Figure contents as structured data
......

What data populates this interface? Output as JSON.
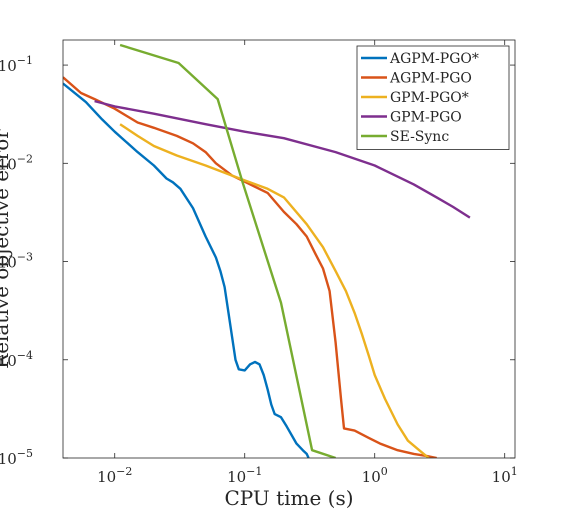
{
  "chart_data": {
    "type": "line",
    "xscale": "log",
    "yscale": "log",
    "xlim": [
      0.004,
      12
    ],
    "ylim": [
      1e-05,
      0.18
    ],
    "xlabel": "CPU time (s)",
    "ylabel": "Relative objective error",
    "grid": false,
    "legend_position": "top-right",
    "x_ticks": [
      {
        "value": 0.01,
        "base": "10",
        "exp": "−2"
      },
      {
        "value": 0.1,
        "base": "10",
        "exp": "−1"
      },
      {
        "value": 1,
        "base": "10",
        "exp": "0"
      },
      {
        "value": 10,
        "base": "10",
        "exp": "1"
      }
    ],
    "y_ticks": [
      {
        "value": 1e-05,
        "base": "10",
        "exp": "−5"
      },
      {
        "value": 0.0001,
        "base": "10",
        "exp": "−4"
      },
      {
        "value": 0.001,
        "base": "10",
        "exp": "−3"
      },
      {
        "value": 0.01,
        "base": "10",
        "exp": "−2"
      },
      {
        "value": 0.1,
        "base": "10",
        "exp": "−1"
      }
    ],
    "series": [
      {
        "name": "AGPM-PGO*",
        "color": "#0072BD",
        "points": [
          [
            0.004,
            0.065
          ],
          [
            0.006,
            0.042
          ],
          [
            0.008,
            0.028
          ],
          [
            0.01,
            0.021
          ],
          [
            0.015,
            0.013
          ],
          [
            0.02,
            0.0095
          ],
          [
            0.025,
            0.007
          ],
          [
            0.028,
            0.0064
          ],
          [
            0.032,
            0.0055
          ],
          [
            0.04,
            0.0035
          ],
          [
            0.05,
            0.0018
          ],
          [
            0.06,
            0.0011
          ],
          [
            0.065,
            0.0008
          ],
          [
            0.07,
            0.00055
          ],
          [
            0.075,
            0.0003
          ],
          [
            0.08,
            0.00017
          ],
          [
            0.085,
            0.0001
          ],
          [
            0.09,
            8e-05
          ],
          [
            0.1,
            7.8e-05
          ],
          [
            0.11,
            9e-05
          ],
          [
            0.12,
            9.5e-05
          ],
          [
            0.13,
            9e-05
          ],
          [
            0.14,
            7e-05
          ],
          [
            0.15,
            5e-05
          ],
          [
            0.16,
            3.5e-05
          ],
          [
            0.17,
            2.8e-05
          ],
          [
            0.19,
            2.6e-05
          ],
          [
            0.21,
            2.1e-05
          ],
          [
            0.25,
            1.4e-05
          ],
          [
            0.28,
            1.2e-05
          ],
          [
            0.3,
            1.1e-05
          ],
          [
            0.31,
            1e-05
          ]
        ]
      },
      {
        "name": "AGPM-PGO",
        "color": "#D95319",
        "points": [
          [
            0.004,
            0.075
          ],
          [
            0.0055,
            0.052
          ],
          [
            0.007,
            0.045
          ],
          [
            0.01,
            0.036
          ],
          [
            0.015,
            0.026
          ],
          [
            0.02,
            0.023
          ],
          [
            0.03,
            0.019
          ],
          [
            0.04,
            0.016
          ],
          [
            0.05,
            0.013
          ],
          [
            0.06,
            0.01
          ],
          [
            0.08,
            0.0075
          ],
          [
            0.1,
            0.0065
          ],
          [
            0.15,
            0.005
          ],
          [
            0.2,
            0.0032
          ],
          [
            0.25,
            0.0024
          ],
          [
            0.3,
            0.0018
          ],
          [
            0.35,
            0.0012
          ],
          [
            0.4,
            0.00085
          ],
          [
            0.45,
            0.0005
          ],
          [
            0.5,
            0.00015
          ],
          [
            0.55,
            4e-05
          ],
          [
            0.58,
            2e-05
          ],
          [
            0.7,
            1.9e-05
          ],
          [
            0.9,
            1.6e-05
          ],
          [
            1.1,
            1.4e-05
          ],
          [
            1.5,
            1.2e-05
          ],
          [
            2,
            1.1e-05
          ],
          [
            2.5,
            1.05e-05
          ],
          [
            3,
            1e-05
          ]
        ]
      },
      {
        "name": "GPM-PGO*",
        "color": "#EDB120",
        "points": [
          [
            0.011,
            0.025
          ],
          [
            0.015,
            0.019
          ],
          [
            0.02,
            0.015
          ],
          [
            0.03,
            0.012
          ],
          [
            0.05,
            0.0095
          ],
          [
            0.08,
            0.0075
          ],
          [
            0.1,
            0.0067
          ],
          [
            0.15,
            0.0055
          ],
          [
            0.2,
            0.0045
          ],
          [
            0.3,
            0.0024
          ],
          [
            0.4,
            0.0014
          ],
          [
            0.5,
            0.0008
          ],
          [
            0.6,
            0.0005
          ],
          [
            0.7,
            0.0003
          ],
          [
            0.8,
            0.00018
          ],
          [
            0.9,
            0.00011
          ],
          [
            1,
            7e-05
          ],
          [
            1.2,
            4e-05
          ],
          [
            1.5,
            2.2e-05
          ],
          [
            1.8,
            1.5e-05
          ],
          [
            2.2,
            1.2e-05
          ],
          [
            2.6,
            1e-05
          ]
        ]
      },
      {
        "name": "GPM-PGO",
        "color": "#7E2F8E",
        "points": [
          [
            0.007,
            0.043
          ],
          [
            0.01,
            0.038
          ],
          [
            0.02,
            0.032
          ],
          [
            0.05,
            0.025
          ],
          [
            0.1,
            0.021
          ],
          [
            0.2,
            0.018
          ],
          [
            0.5,
            0.013
          ],
          [
            1,
            0.0095
          ],
          [
            2,
            0.0061
          ],
          [
            3,
            0.0045
          ],
          [
            4,
            0.0036
          ],
          [
            5.4,
            0.0028
          ]
        ]
      },
      {
        "name": "SE-Sync",
        "color": "#77AC30",
        "points": [
          [
            0.011,
            0.16
          ],
          [
            0.031,
            0.105
          ],
          [
            0.062,
            0.045
          ],
          [
            0.096,
            0.0065
          ],
          [
            0.19,
            0.00038
          ],
          [
            0.33,
            1.2e-05
          ],
          [
            0.5,
            1e-05
          ]
        ]
      }
    ]
  }
}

......

- EXERCISE GOAL -
All the material shown above is to be copied exactly, with no pictures carried over.

- SOLVED EXERCISE -
What data populates this interface? Output as JSON.
{
  "chart_data": {
    "type": "line",
    "xscale": "log",
    "yscale": "log",
    "xlim": [
      0.004,
      12
    ],
    "ylim": [
      1e-05,
      0.18
    ],
    "xlabel": "CPU time (s)",
    "ylabel": "Relative objective error",
    "grid": false,
    "legend_position": "top-right",
    "x_ticks": [
      {
        "value": 0.01,
        "base": "10",
        "exp": "−2"
      },
      {
        "value": 0.1,
        "base": "10",
        "exp": "−1"
      },
      {
        "value": 1,
        "base": "10",
        "exp": "0"
      },
      {
        "value": 10,
        "base": "10",
        "exp": "1"
      }
    ],
    "y_ticks": [
      {
        "value": 1e-05,
        "base": "10",
        "exp": "−5"
      },
      {
        "value": 0.0001,
        "base": "10",
        "exp": "−4"
      },
      {
        "value": 0.001,
        "base": "10",
        "exp": "−3"
      },
      {
        "value": 0.01,
        "base": "10",
        "exp": "−2"
      },
      {
        "value": 0.1,
        "base": "10",
        "exp": "−1"
      }
    ],
    "series": [
      {
        "name": "AGPM-PGO*",
        "color": "#0072BD",
        "points": [
          [
            0.004,
            0.065
          ],
          [
            0.006,
            0.042
          ],
          [
            0.008,
            0.028
          ],
          [
            0.01,
            0.021
          ],
          [
            0.015,
            0.013
          ],
          [
            0.02,
            0.0095
          ],
          [
            0.025,
            0.007
          ],
          [
            0.028,
            0.0064
          ],
          [
            0.032,
            0.0055
          ],
          [
            0.04,
            0.0035
          ],
          [
            0.05,
            0.0018
          ],
          [
            0.06,
            0.0011
          ],
          [
            0.065,
            0.0008
          ],
          [
            0.07,
            0.00055
          ],
          [
            0.075,
            0.0003
          ],
          [
            0.08,
            0.00017
          ],
          [
            0.085,
            0.0001
          ],
          [
            0.09,
            8e-05
          ],
          [
            0.1,
            7.8e-05
          ],
          [
            0.11,
            9e-05
          ],
          [
            0.12,
            9.5e-05
          ],
          [
            0.13,
            9e-05
          ],
          [
            0.14,
            7e-05
          ],
          [
            0.15,
            5e-05
          ],
          [
            0.16,
            3.5e-05
          ],
          [
            0.17,
            2.8e-05
          ],
          [
            0.19,
            2.6e-05
          ],
          [
            0.21,
            2.1e-05
          ],
          [
            0.25,
            1.4e-05
          ],
          [
            0.28,
            1.2e-05
          ],
          [
            0.3,
            1.1e-05
          ],
          [
            0.31,
            1e-05
          ]
        ]
      },
      {
        "name": "AGPM-PGO",
        "color": "#D95319",
        "points": [
          [
            0.004,
            0.075
          ],
          [
            0.0055,
            0.052
          ],
          [
            0.007,
            0.045
          ],
          [
            0.01,
            0.036
          ],
          [
            0.015,
            0.026
          ],
          [
            0.02,
            0.023
          ],
          [
            0.03,
            0.019
          ],
          [
            0.04,
            0.016
          ],
          [
            0.05,
            0.013
          ],
          [
            0.06,
            0.01
          ],
          [
            0.08,
            0.0075
          ],
          [
            0.1,
            0.0065
          ],
          [
            0.15,
            0.005
          ],
          [
            0.2,
            0.0032
          ],
          [
            0.25,
            0.0024
          ],
          [
            0.3,
            0.0018
          ],
          [
            0.35,
            0.0012
          ],
          [
            0.4,
            0.00085
          ],
          [
            0.45,
            0.0005
          ],
          [
            0.5,
            0.00015
          ],
          [
            0.55,
            4e-05
          ],
          [
            0.58,
            2e-05
          ],
          [
            0.7,
            1.9e-05
          ],
          [
            0.9,
            1.6e-05
          ],
          [
            1.1,
            1.4e-05
          ],
          [
            1.5,
            1.2e-05
          ],
          [
            2,
            1.1e-05
          ],
          [
            2.5,
            1.05e-05
          ],
          [
            3,
            1e-05
          ]
        ]
      },
      {
        "name": "GPM-PGO*",
        "color": "#EDB120",
        "points": [
          [
            0.011,
            0.025
          ],
          [
            0.015,
            0.019
          ],
          [
            0.02,
            0.015
          ],
          [
            0.03,
            0.012
          ],
          [
            0.05,
            0.0095
          ],
          [
            0.08,
            0.0075
          ],
          [
            0.1,
            0.0067
          ],
          [
            0.15,
            0.0055
          ],
          [
            0.2,
            0.0045
          ],
          [
            0.3,
            0.0024
          ],
          [
            0.4,
            0.0014
          ],
          [
            0.5,
            0.0008
          ],
          [
            0.6,
            0.0005
          ],
          [
            0.7,
            0.0003
          ],
          [
            0.8,
            0.00018
          ],
          [
            0.9,
            0.00011
          ],
          [
            1,
            7e-05
          ],
          [
            1.2,
            4e-05
          ],
          [
            1.5,
            2.2e-05
          ],
          [
            1.8,
            1.5e-05
          ],
          [
            2.2,
            1.2e-05
          ],
          [
            2.6,
            1e-05
          ]
        ]
      },
      {
        "name": "GPM-PGO",
        "color": "#7E2F8E",
        "points": [
          [
            0.007,
            0.043
          ],
          [
            0.01,
            0.038
          ],
          [
            0.02,
            0.032
          ],
          [
            0.05,
            0.025
          ],
          [
            0.1,
            0.021
          ],
          [
            0.2,
            0.018
          ],
          [
            0.5,
            0.013
          ],
          [
            1,
            0.0095
          ],
          [
            2,
            0.0061
          ],
          [
            3,
            0.0045
          ],
          [
            4,
            0.0036
          ],
          [
            5.4,
            0.0028
          ]
        ]
      },
      {
        "name": "SE-Sync",
        "color": "#77AC30",
        "points": [
          [
            0.011,
            0.16
          ],
          [
            0.031,
            0.105
          ],
          [
            0.062,
            0.045
          ],
          [
            0.096,
            0.0065
          ],
          [
            0.19,
            0.00038
          ],
          [
            0.33,
            1.2e-05
          ],
          [
            0.5,
            1e-05
          ]
        ]
      }
    ]
  }
}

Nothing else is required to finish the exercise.